**Textauszug**
---

Ukraine und Russland

Der Konflikt mit Russland um die Ukraine zeigt eine weitere Auswirkung der neuen Phase der Krise: die neuen imperialistischen Mächte China und Russland sind derzeit von Gewinnern zu Betroffenen der Krise geworden und werden nun v.a. von einem wieder erholten Dollar-Imperium herausgefordert. Es ist insbesondere die momentane wirtschaftliche Schwäche Russlands als dem schwächsten Glied der neuen imperialistischen Rivalen, die der US-Imperialismus in verschiedenen internationalen Krisenherden auszunutzen versucht. Tatsächlich deuten alle ökonomischen Indikatoren in Russland nach unten und mit der jüngsten politischen Krise hat sich auch der Kapitalabfluss dramatisch beschleunigt. Die westliche Sanktionspolitik könnte somit die russische Ökonomie tatsächlich an den Rand des Zusammenbruchs führen, nicht ohne negative Auswirkungen auf die gerade vor der Deflationsgefahr stehende EU-Ökonomie. Sollten russische Bankenzusammenbrüche im Verein mit zusammenbrechenden Exportmärkten und sowieso schon sinkenden Preisen für Industrieprodukte die EU in die Deflationsspirale bringen (analog zu Japan in den letzten Jahrzehnten), wäre die Euro-Krise sehr schnell wieder akut und von wirtschaftlicher Erholung im Euro-Raum würde niemand mehr sprechen.

Auch in der Ukraine waren die USA die treibende Kraft, die „Fuck the“-EU vor sich herschiebend, um Russland in seinem „ureigenen Hinterhof“ herauszufordern. Insofern ist die derzeitige Phase der Krise auch eine, in der die inner-imperialistische Auseinandersetzung um die Neuaufteilung der Welt in Einflusssphären eine intensivere Form, ökonomisch, politisch und teilweise auch militärisch („neuer Kalter Krieg“) annimmt. Und ganz deutlich ist: das US-Imperium schlägt wieder zurück. Insofern ist die Strategie der russischen Regierung klar: Was den russischen Imperialismus an wirtschaftlicher Stärke fehlt und in den Absturz zu führen droht, soll durch militärische Stärke wettgemacht werden. Dabei werden negative wirtschaftliche Folgen, die v.a. auch die EU mitbetreffen, bewusst in Kauf genommen, um hier den Keil zwischen die westlichen Herausforderer zu treiben. Die chinesische Nachrichtenagentur Xinhua hat das nach der russischen Krim-Annexion auf den Punkt gebracht: „Der Westen glaubte schon an einen großen Sieg im geopolitischen Kampf. Aber die Dinge entwickelten sich anders“.

Gerade die Krise in den aufstrebenden Halbkolonien und bei den Herausforderern der alten Mächte bedeutet, dass wir in eine Phase verstärkter imperialistischer Neuaufteilungskämpfe, von imperialistischen Einflussnahmen in Konflikte, Protestbewegungen, Bürgerkriege bis hin zu unmittelbaren militärischen Interventionen eintreten - vielleicht sogar unmittelbarer militärischer Auseinandersetzungen. 100 Jahre nach dem Versagen der internationalen Arbeiterbewegung angesichts des Ausbruchs des Ersten Weltkrieges gilt es wieder, dass die Hauptbedrohungen für die friedliche, soziale und ökologische Entwicklung der Menschheit der imperialistische Monopolkapitalismus und seine Krisen sind. Eine Bedrohung, der nur die revolutionär organisierte internationale Arbeiterklasse entgegentreten kann.

---

**Vorliegende Daten**
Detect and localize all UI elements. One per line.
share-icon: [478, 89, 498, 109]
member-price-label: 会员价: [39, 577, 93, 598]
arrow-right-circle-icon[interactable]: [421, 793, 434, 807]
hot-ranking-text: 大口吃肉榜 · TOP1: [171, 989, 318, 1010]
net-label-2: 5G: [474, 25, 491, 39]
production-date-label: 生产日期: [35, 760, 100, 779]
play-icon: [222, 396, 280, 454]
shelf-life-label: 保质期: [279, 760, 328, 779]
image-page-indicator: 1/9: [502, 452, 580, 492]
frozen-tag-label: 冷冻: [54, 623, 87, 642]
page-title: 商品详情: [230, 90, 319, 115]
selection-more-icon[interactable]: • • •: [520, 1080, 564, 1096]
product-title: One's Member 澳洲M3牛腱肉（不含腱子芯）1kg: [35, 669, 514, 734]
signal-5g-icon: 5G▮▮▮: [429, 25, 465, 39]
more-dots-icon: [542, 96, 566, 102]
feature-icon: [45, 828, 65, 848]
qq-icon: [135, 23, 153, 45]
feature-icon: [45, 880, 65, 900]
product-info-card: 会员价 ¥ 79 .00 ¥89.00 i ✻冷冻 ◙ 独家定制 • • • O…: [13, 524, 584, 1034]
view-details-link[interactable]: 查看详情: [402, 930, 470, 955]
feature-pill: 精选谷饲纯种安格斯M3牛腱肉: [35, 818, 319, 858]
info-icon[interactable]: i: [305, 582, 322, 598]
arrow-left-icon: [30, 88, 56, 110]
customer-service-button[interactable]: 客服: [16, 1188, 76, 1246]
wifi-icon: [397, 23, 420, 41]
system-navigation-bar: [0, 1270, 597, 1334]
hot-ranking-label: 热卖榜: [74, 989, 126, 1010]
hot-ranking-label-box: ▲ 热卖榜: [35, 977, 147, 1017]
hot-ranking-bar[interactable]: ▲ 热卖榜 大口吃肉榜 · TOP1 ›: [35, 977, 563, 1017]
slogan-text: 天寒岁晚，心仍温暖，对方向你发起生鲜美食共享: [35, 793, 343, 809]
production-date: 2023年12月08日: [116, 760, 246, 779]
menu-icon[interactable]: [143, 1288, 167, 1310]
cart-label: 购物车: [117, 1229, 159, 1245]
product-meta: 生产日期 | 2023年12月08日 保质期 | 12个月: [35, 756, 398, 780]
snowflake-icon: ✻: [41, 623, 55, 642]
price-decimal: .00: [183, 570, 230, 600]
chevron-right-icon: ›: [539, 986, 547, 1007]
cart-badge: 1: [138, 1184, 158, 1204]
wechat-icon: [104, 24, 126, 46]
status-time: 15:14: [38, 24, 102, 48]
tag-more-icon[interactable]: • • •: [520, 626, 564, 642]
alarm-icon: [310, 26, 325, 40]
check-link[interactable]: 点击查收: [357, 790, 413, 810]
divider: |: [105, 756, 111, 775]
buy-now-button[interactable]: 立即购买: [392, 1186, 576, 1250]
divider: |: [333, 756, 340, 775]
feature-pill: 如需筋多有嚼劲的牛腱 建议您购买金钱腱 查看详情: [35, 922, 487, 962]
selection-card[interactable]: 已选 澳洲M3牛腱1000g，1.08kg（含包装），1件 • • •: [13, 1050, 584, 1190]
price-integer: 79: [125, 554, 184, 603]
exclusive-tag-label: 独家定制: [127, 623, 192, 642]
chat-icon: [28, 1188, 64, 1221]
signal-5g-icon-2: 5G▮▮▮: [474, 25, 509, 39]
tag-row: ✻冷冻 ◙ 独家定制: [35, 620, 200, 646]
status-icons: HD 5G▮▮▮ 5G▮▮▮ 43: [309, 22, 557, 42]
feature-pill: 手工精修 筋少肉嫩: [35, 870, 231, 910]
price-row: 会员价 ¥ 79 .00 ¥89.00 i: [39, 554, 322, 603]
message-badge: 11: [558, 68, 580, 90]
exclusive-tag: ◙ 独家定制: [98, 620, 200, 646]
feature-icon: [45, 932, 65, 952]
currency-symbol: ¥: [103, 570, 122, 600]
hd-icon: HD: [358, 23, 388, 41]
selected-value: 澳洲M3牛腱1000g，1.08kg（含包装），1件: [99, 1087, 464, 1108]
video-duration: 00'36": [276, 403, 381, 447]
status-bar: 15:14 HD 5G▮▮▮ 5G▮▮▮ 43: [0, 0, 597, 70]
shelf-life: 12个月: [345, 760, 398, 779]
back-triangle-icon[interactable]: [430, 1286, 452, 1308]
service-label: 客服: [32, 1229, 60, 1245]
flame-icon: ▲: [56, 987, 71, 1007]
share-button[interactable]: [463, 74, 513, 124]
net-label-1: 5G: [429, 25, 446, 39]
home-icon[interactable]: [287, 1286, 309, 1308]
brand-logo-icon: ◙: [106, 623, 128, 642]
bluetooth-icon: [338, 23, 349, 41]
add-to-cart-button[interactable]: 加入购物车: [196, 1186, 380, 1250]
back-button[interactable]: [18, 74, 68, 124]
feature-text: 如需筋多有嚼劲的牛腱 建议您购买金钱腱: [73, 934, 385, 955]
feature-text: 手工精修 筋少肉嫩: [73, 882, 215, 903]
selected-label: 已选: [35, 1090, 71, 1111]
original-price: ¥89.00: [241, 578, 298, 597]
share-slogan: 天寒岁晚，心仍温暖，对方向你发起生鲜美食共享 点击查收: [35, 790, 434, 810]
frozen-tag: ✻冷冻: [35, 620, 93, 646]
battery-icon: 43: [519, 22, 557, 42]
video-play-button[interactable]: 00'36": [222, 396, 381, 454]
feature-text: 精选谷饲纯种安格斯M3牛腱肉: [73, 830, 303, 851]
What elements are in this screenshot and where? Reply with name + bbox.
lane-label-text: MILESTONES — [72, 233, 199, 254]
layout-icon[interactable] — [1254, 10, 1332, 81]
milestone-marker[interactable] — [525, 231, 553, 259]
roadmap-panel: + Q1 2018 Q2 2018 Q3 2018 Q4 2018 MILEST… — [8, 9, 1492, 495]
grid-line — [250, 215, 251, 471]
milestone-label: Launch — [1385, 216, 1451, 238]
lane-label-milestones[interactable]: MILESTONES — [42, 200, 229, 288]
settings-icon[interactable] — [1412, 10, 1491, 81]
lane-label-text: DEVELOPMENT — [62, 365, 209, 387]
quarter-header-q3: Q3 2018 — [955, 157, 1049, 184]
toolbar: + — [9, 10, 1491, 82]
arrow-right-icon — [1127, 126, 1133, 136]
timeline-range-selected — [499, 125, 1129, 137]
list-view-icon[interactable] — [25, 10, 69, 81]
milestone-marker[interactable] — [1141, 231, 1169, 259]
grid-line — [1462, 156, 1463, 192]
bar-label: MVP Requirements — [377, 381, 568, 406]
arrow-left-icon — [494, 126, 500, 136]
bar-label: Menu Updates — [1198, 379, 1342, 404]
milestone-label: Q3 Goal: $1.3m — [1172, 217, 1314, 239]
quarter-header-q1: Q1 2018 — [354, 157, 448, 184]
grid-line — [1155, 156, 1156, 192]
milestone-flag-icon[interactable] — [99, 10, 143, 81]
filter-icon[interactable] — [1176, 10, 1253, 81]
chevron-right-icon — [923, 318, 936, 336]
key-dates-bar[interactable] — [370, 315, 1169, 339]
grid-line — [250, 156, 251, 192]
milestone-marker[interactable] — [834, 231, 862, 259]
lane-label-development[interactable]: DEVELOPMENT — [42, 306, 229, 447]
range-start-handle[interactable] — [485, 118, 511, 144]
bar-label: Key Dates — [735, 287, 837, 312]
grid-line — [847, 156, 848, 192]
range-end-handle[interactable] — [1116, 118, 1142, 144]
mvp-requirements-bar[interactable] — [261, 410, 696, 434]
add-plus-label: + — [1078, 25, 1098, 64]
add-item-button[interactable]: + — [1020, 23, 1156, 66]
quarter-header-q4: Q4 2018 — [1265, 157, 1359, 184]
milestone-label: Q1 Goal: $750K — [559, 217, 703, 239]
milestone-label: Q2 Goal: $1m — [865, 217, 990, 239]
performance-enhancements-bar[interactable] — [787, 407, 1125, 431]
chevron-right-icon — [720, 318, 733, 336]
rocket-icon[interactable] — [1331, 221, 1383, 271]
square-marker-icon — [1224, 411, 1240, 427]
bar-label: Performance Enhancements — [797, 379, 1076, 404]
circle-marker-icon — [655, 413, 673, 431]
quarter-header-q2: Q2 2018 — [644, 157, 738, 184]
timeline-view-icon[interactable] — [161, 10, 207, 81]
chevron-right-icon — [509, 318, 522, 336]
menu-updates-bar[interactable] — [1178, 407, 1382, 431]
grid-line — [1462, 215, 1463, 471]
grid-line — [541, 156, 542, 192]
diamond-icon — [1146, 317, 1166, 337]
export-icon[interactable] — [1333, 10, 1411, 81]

---

Welche Nachrichtenagentur wird im Textauszug nach der russischen Krim-Annexion zitiert?

**Antwortfeld**
Die chinesische Nachrichtenagentur Xinhua.